== PROVIDED DATA ==
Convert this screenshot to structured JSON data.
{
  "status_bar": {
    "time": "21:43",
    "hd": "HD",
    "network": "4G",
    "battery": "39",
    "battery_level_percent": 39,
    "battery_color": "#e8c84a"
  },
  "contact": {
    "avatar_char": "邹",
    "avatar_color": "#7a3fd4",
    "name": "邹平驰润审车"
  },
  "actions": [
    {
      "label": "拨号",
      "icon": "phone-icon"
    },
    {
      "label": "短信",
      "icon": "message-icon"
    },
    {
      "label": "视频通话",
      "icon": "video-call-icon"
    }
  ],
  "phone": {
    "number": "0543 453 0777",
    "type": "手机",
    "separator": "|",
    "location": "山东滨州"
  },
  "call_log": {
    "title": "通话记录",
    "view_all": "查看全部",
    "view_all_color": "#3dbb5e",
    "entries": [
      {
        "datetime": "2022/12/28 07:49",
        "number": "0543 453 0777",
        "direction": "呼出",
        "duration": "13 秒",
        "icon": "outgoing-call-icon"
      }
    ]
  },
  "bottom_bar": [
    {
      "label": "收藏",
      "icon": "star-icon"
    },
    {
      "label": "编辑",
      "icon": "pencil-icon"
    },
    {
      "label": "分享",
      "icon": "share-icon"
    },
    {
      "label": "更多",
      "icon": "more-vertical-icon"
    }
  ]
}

* * *

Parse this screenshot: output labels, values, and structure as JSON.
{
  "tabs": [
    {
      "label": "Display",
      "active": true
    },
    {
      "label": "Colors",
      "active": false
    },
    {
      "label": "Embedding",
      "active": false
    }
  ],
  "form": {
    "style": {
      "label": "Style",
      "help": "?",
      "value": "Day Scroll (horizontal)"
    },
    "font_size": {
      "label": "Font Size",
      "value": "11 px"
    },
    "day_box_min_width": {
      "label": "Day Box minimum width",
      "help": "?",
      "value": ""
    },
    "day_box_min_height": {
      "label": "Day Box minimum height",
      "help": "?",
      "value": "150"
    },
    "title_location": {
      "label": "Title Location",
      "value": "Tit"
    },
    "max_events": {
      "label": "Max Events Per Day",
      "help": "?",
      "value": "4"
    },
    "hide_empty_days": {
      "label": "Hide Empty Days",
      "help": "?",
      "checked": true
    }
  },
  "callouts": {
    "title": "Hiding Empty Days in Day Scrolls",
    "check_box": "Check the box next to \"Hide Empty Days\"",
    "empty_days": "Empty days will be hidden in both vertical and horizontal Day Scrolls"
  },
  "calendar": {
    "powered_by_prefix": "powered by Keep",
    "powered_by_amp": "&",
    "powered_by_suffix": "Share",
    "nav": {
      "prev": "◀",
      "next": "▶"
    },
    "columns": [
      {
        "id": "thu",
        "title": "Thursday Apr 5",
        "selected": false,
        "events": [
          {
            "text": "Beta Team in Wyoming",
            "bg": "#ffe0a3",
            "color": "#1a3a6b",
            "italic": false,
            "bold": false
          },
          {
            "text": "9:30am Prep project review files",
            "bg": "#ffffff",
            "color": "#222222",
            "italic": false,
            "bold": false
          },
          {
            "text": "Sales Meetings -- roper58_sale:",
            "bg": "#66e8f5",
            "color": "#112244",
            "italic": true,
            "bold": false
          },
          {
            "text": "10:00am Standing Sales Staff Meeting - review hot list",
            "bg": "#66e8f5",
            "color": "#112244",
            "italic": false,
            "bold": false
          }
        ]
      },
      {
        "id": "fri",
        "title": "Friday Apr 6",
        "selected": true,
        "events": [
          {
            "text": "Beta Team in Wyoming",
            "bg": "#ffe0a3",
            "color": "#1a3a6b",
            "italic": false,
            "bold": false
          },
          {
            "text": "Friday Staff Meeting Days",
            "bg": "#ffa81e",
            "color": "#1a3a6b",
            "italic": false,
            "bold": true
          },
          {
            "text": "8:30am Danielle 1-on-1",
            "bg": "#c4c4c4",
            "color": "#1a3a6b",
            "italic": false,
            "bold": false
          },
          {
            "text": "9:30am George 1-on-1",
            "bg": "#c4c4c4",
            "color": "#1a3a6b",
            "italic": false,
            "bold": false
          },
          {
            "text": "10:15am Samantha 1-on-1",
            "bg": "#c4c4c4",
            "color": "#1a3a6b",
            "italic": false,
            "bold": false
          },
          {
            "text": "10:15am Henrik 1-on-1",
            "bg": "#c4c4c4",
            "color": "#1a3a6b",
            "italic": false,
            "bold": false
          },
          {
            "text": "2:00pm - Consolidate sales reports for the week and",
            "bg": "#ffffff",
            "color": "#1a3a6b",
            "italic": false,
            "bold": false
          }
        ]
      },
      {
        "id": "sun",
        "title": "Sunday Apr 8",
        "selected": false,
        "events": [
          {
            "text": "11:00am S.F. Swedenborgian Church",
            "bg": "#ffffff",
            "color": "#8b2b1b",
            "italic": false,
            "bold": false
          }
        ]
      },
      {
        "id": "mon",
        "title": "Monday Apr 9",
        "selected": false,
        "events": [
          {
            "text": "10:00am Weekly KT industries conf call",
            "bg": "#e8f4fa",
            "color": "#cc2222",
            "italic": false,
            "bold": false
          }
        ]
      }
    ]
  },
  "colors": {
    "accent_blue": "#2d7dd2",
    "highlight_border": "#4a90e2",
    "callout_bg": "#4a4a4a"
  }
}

== WHAT NEEDS TO BE DONE ==
In the records above, find each line that holds the word "Friday"; copy all such lines.

== ANSWER FOR THE TASK ==
        "title": "Friday Apr 6",
            "text": "Friday Staff Meeting Days",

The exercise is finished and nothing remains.